*Material shown*.
** Start **

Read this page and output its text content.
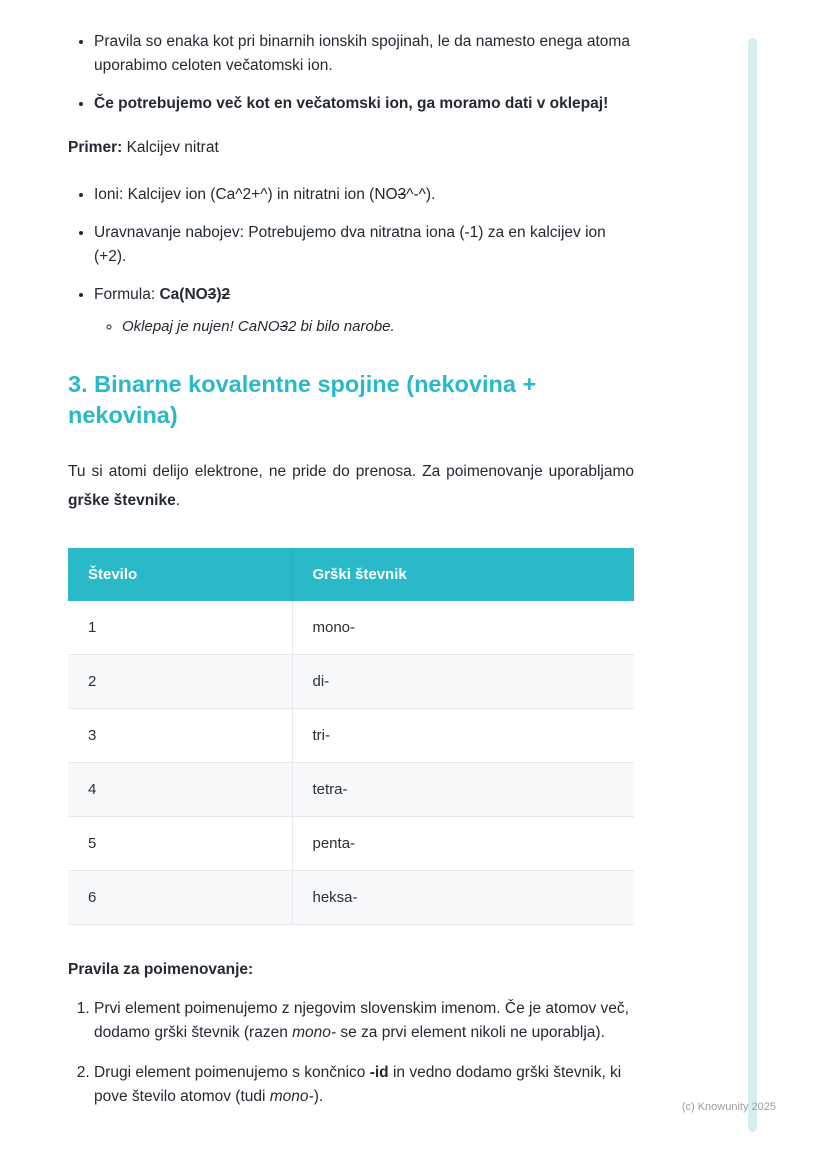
• Pravila so enaka kot pri binarnih ionskih spojinah, le da namesto enega atoma uporabimo celoten večatomski ion.
• Če potrebujemo več kot en večatomski ion, ga moramo dati v oklepaj!

Primer: Kalcijev nitrat

• Ioni: Kalcijev ion (Ca^2+^) in nitratni ion (NO3^-^).
• Uravnavanje nabojev: Potrebujemo dva nitratna iona (-1) za en kalcijev ion (+2).
• Formula: Ca(NO3)2
◦ Oklepaj je nujen! CaNO32 bi bilo narobe.
3. Binarne kovalentne spojine (nekovina + nekovina)

Tu si atomi delijo elektrone, ne pride do prenosa. Za poimenovanje uporabljamo grške števnike.

Število	Grški števnik
1	mono-
2	di-
3	tri-
4	tetra-
5	penta-
6	heksa-

Pravila za poimenovanje:

1. Prvi element poimenujemo z njegovim slovenskim imenom. Če je atomov več, dodamo grški števnik (razen mono- se za prvi element nikoli ne uporablja).
2. Drugi element poimenujemo s končnico -id in vedno dodamo grški števnik, ki pove število atomov (tudi mono-).
(c) Knowunity 2025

** End **

*Aim of the task*. Please repeat the entries exactly. Do not include the pictures.

*Result below*.
Read this page and output its text content.
• Pravila so enaka kot pri binarnih ionskih spojinah, le da namesto enega atoma uporabimo celoten večatomski ion.
• Če potrebujemo več kot en večatomski ion, ga moramo dati v oklepaj!

Primer: Kalcijev nitrat

• Ioni: Kalcijev ion (Ca^2+^) in nitratni ion (NO3^-^).
• Uravnavanje nabojev: Potrebujemo dva nitratna iona (-1) za en kalcijev ion (+2).
• Formula: Ca(NO3)2
◦ Oklepaj je nujen! CaNO32 bi bilo narobe.
3. Binarne kovalentne spojine (nekovina + nekovina)

Tu si atomi delijo elektrone, ne pride do prenosa. Za poimenovanje uporabljamo grške števnike.

Število	Grški števnik
1	mono-
2	di-
3	tri-
4	tetra-
5	penta-
6	heksa-

Pravila za poimenovanje:

1. Prvi element poimenujemo z njegovim slovenskim imenom. Če je atomov več, dodamo grški števnik (razen mono- se za prvi element nikoli ne uporablja).
2. Drugi element poimenujemo s končnico -id in vedno dodamo grški števnik, ki pove število atomov (tudi mono-).
(c) Knowunity 2025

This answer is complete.